It was 37 years ago that Pacific Southwest Airlines (PSA) Flight 182 crashed in San Diego, but the wreck is still heavily etched in the minds of so many. September 25th of 1978 was a very hot but pretty day that would end with what was, at the time, the deadliest air crash in the United States. Aside from its significance in airline history, this crash which resulted from a mid-air collision with a Cessna, is also very well known because of two images caught by photographer Hans Wendt of the aircraft plummeting to Earth with its right wing on fire.

The first of two images taken of PSA Flight 182 by Hans Wendt as it fell to Earth.

The first of two images taken of PSA Flight 182 by Hans Wendt as it fell to Earth.

As is always the case within the aviation industry, many lessons were learned as a result of this wreck. In the interest of safety, we as an industry study these accidents to keep them and their lessons in mind as we continue to maintain and appreciate what is today the safest era in airline history.

It is easy for so many to just write-off a plane crash with default feelings of fright and sadness. But I feel that without understanding the horrific realities of these accidents faced by victims, loved ones, first responders and investigators, we do a disservice to their memories. We also then fail to grasp the magnitude of its relevance, avoid complacency and prevent these types of accidents from happening again.

The background

PSA Flight 182 was a flight from LAX to San Diego that originated in Sacramento. These short flights connecting Californian cities made it a popular commuter flight for those that worked for PSA. As a result, over 30 of their own employees were riding as passengers that day.

Photo of a 727-100, with some people standing next to it to give you a size comparison, though the one operating PSA 182 was a -200 version, which is about 20 feet longer.

Photo of a 727-100, with some people standing next to it to give you a size comparison, though the one operating PSA 182 was a -200 version, which is about 20 feet longer.

Problems and tasks:
#1 Answer these questions from the text on PSA Flight 182:
(a) On what date did the crash happen?
(b) What kind of aircraft did the flight collide with in mid-air?
(c) How many PSA employees were riding as passengers that day?
#2 Translate this sentence from the text on PSA Flight 182 into Spanish: "These short flights connecting Californian cities made it a popular commuter flight for those that worked for PSA."

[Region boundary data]
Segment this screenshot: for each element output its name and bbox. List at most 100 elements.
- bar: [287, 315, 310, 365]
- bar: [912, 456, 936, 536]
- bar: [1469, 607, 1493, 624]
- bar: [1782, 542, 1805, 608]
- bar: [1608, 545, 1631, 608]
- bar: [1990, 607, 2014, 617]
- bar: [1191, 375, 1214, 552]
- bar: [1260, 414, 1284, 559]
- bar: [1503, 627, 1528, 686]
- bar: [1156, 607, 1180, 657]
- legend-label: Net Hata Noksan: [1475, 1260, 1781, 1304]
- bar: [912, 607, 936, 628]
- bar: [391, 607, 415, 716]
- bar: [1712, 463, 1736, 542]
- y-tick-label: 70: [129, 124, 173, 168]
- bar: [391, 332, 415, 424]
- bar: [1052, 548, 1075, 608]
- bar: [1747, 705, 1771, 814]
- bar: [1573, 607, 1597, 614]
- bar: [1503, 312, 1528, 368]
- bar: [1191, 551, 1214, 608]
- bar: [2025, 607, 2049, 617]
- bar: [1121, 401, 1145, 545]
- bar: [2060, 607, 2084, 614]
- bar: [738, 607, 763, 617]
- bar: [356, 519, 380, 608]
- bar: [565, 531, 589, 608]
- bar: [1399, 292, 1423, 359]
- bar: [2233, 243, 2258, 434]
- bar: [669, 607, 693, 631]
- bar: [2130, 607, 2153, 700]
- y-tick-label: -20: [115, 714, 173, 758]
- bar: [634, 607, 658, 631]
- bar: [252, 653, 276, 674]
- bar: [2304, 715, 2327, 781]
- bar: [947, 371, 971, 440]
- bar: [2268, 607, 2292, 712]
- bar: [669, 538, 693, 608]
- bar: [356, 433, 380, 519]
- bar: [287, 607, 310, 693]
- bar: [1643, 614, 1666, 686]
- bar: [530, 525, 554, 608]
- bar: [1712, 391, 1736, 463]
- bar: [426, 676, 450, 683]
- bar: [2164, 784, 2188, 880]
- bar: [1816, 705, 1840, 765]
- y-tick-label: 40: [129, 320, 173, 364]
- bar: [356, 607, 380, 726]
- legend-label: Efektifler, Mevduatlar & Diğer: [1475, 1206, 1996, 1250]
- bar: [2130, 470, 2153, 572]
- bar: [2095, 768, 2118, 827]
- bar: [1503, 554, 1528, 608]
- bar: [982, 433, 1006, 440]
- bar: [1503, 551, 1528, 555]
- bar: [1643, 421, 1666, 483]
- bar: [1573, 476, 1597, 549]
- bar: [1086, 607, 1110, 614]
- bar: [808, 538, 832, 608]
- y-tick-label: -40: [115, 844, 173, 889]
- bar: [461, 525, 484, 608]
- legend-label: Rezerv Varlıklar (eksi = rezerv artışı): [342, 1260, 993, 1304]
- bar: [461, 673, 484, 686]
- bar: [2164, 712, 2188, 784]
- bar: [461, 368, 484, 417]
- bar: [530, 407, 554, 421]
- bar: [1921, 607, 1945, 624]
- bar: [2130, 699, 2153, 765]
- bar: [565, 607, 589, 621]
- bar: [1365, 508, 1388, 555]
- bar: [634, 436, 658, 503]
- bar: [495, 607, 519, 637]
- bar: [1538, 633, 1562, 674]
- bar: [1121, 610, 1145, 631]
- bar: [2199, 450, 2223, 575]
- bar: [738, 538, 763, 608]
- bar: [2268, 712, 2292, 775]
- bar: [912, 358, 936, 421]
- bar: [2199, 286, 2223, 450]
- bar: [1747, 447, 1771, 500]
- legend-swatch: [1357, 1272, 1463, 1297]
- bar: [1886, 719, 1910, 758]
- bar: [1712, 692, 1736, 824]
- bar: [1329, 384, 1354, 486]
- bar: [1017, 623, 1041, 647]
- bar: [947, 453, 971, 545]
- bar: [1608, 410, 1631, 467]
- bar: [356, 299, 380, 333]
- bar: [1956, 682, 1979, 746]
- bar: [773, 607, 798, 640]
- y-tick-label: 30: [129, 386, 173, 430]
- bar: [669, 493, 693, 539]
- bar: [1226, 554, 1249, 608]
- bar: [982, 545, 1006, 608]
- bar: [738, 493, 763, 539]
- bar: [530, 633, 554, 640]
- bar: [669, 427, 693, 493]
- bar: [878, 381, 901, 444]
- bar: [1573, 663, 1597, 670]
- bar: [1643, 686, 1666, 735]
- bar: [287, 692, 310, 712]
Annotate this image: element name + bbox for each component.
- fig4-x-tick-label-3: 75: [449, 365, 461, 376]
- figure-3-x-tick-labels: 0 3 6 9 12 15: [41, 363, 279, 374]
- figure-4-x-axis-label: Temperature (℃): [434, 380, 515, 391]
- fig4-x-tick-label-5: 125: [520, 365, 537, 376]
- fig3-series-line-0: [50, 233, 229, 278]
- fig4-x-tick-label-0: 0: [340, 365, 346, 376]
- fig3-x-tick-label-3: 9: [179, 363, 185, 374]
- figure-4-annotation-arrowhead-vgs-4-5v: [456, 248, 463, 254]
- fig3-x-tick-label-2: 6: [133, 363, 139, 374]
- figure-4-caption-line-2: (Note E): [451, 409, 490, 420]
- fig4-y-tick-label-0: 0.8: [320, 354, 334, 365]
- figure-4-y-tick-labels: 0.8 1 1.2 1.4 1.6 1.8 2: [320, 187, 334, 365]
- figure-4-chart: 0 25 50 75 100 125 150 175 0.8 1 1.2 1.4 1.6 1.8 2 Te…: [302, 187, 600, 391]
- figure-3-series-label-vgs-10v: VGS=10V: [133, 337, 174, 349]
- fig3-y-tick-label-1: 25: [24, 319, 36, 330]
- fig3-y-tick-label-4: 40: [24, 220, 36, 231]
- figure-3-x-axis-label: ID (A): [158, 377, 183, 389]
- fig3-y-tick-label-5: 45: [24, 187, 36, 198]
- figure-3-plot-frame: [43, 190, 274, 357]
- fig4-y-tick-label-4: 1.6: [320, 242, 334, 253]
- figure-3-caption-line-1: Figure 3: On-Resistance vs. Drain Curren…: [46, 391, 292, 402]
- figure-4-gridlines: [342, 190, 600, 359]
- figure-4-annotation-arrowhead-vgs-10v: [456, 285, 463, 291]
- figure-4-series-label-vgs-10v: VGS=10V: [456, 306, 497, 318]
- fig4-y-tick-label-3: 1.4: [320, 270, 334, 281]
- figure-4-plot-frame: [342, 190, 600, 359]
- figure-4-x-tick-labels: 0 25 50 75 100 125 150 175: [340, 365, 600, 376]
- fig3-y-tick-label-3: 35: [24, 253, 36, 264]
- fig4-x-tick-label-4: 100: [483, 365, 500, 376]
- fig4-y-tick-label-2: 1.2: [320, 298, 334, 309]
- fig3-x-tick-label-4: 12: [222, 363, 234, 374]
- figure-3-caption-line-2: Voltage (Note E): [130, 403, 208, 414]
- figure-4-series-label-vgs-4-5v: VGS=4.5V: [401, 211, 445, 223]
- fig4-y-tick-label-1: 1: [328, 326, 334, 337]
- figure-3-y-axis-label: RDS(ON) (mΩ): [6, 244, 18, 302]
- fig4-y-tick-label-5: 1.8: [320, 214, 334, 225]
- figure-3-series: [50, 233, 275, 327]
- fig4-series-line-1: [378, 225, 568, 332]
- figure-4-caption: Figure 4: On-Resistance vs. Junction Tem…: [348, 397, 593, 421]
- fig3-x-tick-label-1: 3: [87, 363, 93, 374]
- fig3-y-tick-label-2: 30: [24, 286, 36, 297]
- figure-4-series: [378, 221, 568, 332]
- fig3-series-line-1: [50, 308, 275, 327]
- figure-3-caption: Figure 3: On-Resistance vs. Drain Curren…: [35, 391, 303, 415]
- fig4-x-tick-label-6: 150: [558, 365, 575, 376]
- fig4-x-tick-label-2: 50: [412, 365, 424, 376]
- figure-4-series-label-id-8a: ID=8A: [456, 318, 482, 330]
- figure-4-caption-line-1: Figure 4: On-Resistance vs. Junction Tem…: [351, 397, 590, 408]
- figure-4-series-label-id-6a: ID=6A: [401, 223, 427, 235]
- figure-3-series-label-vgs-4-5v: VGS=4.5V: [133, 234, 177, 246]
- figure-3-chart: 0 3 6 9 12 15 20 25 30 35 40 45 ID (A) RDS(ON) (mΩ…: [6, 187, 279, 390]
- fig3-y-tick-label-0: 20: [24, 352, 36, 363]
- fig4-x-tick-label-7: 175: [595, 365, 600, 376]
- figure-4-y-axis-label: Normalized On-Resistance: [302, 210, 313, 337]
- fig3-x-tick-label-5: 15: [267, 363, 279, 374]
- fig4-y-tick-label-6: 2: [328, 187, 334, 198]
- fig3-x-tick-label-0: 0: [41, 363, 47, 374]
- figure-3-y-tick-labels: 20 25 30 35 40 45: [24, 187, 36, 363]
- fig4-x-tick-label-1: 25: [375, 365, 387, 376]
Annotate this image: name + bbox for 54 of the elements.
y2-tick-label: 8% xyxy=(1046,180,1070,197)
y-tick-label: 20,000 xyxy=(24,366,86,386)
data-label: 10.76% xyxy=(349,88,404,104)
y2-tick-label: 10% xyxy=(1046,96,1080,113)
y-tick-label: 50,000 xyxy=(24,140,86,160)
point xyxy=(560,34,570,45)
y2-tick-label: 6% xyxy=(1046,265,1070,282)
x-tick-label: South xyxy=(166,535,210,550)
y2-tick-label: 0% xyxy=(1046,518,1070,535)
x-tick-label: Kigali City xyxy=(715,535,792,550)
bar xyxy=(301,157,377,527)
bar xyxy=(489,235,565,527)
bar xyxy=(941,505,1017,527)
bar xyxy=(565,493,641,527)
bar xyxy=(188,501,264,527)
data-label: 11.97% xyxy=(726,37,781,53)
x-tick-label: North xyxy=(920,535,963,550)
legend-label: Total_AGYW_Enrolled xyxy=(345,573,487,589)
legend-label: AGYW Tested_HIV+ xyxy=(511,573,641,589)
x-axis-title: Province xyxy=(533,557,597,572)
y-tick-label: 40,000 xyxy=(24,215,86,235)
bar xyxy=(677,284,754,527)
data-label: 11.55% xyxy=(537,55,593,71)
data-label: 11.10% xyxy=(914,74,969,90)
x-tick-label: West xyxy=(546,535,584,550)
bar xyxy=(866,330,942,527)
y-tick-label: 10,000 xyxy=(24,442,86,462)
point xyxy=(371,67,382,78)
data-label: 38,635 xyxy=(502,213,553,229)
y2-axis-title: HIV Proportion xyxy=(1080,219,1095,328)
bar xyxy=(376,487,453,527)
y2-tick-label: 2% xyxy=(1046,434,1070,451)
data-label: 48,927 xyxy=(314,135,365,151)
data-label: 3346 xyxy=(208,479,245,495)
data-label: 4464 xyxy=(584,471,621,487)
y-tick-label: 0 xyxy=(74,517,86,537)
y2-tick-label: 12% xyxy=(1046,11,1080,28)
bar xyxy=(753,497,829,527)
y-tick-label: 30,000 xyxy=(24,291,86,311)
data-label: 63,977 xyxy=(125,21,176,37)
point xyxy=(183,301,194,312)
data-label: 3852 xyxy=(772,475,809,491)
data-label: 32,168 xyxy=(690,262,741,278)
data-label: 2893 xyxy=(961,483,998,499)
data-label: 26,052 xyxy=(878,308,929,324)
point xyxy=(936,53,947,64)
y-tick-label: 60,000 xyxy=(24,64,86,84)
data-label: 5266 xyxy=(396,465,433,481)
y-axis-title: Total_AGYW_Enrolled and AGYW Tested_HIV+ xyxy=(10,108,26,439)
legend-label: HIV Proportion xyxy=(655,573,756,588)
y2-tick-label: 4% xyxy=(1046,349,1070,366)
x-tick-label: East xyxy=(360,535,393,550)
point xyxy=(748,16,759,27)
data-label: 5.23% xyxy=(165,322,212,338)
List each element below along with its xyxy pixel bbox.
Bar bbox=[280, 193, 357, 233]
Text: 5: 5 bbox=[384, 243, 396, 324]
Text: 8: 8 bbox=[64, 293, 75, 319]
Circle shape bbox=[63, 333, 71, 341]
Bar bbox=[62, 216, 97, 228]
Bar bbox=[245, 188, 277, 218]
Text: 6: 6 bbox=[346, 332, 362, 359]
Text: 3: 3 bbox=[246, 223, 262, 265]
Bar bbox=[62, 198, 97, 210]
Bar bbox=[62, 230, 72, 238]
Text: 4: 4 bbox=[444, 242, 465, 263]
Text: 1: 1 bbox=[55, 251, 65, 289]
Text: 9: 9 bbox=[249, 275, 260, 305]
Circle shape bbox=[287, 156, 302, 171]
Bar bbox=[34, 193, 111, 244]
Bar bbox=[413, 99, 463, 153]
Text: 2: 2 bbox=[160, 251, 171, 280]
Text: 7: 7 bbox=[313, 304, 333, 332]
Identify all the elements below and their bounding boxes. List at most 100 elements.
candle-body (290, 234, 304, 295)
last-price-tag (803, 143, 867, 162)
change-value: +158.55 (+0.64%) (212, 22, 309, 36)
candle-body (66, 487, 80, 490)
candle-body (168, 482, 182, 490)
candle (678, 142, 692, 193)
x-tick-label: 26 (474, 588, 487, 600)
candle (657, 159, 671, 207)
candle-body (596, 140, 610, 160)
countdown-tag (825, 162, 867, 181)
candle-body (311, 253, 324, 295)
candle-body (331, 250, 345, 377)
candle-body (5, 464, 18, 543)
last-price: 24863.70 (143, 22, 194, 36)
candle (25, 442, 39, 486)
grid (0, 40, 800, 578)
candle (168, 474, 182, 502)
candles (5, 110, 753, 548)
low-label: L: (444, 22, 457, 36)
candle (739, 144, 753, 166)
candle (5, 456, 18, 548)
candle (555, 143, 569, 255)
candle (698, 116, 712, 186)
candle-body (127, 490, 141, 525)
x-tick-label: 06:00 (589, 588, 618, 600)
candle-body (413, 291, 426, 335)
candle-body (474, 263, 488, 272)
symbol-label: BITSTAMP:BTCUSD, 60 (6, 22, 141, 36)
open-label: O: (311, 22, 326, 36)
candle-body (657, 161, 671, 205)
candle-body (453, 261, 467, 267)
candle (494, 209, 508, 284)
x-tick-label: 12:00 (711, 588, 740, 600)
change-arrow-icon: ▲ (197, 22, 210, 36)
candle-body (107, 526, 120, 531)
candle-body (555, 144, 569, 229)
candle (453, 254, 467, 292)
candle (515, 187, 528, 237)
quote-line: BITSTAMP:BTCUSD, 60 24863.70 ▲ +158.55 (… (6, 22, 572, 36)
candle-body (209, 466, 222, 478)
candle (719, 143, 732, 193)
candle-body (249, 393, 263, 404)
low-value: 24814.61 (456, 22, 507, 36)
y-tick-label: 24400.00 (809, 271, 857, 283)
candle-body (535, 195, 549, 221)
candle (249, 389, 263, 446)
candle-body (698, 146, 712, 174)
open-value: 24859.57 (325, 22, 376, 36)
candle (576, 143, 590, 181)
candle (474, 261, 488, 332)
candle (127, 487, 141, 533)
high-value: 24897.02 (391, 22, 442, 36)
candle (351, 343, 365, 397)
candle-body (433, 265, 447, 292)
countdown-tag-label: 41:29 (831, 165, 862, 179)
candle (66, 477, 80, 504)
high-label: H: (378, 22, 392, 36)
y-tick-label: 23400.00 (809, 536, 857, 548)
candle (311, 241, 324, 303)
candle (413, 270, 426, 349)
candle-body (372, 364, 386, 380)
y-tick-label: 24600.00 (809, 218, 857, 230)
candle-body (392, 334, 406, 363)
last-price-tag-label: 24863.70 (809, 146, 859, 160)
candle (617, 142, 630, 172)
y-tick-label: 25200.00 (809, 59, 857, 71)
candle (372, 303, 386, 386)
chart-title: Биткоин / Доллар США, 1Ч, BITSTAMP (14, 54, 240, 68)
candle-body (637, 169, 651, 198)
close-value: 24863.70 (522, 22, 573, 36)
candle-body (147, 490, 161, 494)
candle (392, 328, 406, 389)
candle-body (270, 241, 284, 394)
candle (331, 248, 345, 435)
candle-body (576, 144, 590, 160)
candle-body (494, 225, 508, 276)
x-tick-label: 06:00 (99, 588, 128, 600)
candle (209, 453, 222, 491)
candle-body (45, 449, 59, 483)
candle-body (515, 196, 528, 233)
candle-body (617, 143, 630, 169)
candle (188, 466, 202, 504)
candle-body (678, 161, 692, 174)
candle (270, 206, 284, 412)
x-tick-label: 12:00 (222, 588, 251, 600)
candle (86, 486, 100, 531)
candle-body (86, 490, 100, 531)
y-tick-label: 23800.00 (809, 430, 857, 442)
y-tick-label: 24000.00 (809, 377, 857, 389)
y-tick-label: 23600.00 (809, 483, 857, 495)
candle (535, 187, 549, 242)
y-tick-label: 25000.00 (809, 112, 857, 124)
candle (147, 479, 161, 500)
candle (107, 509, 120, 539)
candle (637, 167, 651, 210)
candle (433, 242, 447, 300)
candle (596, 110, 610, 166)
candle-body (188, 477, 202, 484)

Full solutions:
#1
(a) September 25th of 1978
(b) A Cessna
(c) Over 30

#2 Estos vuelos cortos que conectaban ciudades de California lo convertían en un vuelo popular de traslado diario para quienes trabajaban para PSA.